Wherever the string "Rudolf" appears in the listing, copy that line.

── RECORD LIST ──

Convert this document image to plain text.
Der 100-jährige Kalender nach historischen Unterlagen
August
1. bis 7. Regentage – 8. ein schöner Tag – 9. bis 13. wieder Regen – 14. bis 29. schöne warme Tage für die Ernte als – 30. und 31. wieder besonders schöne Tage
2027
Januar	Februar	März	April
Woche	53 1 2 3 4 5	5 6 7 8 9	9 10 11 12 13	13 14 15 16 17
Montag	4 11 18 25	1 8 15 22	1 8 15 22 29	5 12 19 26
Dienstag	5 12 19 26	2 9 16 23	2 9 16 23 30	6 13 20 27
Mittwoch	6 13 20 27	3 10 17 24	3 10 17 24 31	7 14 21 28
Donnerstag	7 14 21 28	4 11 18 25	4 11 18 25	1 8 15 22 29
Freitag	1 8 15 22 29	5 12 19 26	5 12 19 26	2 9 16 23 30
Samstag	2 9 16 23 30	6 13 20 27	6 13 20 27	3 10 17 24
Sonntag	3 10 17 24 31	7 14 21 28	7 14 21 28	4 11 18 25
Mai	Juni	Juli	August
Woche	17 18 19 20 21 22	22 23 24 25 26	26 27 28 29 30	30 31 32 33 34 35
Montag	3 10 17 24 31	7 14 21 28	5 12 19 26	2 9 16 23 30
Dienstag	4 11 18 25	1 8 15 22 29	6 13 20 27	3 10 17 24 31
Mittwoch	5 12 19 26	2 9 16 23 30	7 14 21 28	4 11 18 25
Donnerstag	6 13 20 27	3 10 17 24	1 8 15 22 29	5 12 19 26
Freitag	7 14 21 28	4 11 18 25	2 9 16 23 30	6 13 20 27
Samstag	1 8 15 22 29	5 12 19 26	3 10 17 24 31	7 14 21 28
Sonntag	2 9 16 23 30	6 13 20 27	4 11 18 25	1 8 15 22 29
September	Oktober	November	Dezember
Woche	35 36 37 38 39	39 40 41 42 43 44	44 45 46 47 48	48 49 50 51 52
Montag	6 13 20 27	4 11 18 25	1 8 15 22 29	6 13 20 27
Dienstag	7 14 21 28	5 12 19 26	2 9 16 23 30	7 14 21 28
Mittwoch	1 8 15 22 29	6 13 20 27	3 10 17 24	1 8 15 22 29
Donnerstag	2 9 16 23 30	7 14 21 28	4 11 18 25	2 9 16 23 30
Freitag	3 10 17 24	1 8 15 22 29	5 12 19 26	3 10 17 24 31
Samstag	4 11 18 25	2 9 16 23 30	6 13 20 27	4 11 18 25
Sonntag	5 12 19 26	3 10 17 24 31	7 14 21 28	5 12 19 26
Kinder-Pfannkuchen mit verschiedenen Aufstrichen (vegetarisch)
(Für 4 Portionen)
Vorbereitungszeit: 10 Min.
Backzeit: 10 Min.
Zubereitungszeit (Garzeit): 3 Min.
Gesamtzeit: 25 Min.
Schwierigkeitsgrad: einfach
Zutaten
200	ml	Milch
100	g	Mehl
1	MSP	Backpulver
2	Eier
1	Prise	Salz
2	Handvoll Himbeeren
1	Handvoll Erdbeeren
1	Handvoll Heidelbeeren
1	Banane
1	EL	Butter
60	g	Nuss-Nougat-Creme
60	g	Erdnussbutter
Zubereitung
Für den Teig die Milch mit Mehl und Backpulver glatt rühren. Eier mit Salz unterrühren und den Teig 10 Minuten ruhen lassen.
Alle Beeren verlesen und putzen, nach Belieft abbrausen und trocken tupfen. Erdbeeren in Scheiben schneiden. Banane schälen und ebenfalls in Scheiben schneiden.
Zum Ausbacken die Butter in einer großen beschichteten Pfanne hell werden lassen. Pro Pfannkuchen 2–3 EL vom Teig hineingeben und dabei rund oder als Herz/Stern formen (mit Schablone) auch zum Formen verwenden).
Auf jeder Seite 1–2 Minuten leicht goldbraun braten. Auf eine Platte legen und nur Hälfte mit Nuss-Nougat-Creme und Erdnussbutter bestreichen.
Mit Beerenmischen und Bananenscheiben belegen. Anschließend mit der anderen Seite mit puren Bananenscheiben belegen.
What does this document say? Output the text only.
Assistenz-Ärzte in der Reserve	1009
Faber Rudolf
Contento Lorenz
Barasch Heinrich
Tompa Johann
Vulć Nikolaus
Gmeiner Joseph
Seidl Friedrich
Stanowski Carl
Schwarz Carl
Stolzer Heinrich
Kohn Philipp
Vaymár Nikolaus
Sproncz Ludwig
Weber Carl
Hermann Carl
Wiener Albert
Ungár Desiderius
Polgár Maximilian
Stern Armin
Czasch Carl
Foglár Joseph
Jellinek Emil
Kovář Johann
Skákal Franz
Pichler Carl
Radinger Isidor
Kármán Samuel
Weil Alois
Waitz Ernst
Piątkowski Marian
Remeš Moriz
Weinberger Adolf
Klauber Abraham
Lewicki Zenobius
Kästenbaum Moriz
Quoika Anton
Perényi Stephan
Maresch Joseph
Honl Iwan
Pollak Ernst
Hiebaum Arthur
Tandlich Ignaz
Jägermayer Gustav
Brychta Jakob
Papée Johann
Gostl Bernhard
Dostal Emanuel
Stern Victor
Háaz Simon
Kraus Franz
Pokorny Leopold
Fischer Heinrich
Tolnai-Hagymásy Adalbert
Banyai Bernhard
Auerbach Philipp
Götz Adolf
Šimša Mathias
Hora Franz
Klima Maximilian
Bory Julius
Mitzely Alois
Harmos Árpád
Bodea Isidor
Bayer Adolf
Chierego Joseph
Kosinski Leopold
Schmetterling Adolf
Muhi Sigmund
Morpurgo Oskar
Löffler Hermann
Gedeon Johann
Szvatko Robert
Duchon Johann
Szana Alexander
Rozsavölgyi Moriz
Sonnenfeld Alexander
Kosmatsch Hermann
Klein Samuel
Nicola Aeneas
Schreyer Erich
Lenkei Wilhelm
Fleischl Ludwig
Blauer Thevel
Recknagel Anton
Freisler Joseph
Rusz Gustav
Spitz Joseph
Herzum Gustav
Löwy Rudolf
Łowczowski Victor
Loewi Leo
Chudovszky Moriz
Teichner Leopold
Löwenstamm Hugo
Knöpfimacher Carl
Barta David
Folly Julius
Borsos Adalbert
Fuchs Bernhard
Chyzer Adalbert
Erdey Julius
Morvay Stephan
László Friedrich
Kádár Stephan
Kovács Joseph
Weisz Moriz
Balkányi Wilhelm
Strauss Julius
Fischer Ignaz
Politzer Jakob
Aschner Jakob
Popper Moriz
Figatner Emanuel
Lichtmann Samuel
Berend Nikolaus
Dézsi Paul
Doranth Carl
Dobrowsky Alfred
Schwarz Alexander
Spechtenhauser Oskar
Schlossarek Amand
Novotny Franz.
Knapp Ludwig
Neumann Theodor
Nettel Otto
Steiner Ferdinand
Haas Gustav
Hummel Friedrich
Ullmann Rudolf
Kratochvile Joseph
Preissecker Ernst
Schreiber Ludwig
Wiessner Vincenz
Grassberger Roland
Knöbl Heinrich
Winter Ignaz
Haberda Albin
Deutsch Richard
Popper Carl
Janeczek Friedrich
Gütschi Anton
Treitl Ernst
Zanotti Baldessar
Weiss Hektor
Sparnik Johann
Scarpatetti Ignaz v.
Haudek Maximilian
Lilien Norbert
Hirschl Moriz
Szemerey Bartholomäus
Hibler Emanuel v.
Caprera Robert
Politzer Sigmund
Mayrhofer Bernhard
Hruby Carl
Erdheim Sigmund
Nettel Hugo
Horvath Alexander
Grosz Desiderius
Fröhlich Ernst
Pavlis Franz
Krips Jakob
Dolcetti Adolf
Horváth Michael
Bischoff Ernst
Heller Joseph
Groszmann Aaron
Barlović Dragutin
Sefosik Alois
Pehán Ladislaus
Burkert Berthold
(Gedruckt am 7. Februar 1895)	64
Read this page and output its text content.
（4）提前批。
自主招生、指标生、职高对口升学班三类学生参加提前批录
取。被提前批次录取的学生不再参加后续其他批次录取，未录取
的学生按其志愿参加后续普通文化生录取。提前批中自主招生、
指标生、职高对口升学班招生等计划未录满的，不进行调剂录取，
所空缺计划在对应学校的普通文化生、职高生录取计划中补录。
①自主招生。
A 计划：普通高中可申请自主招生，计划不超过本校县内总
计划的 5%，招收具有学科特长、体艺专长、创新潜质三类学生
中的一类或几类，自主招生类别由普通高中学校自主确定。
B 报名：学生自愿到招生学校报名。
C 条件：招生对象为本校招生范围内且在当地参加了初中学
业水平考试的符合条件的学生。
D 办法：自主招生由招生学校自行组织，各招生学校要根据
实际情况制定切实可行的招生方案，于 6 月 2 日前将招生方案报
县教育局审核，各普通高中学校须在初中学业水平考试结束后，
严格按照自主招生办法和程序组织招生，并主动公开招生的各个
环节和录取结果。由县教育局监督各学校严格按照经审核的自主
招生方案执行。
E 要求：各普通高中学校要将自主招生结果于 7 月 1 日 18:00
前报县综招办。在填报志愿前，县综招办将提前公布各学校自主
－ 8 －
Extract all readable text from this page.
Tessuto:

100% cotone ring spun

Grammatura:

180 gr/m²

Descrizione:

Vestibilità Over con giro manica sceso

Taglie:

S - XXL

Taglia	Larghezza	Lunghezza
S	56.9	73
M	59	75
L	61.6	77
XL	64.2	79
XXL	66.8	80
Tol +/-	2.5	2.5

───

--- FINAL RESULT ---
Faber Rudolf
Löwy Rudolf
Ullmann Rudolf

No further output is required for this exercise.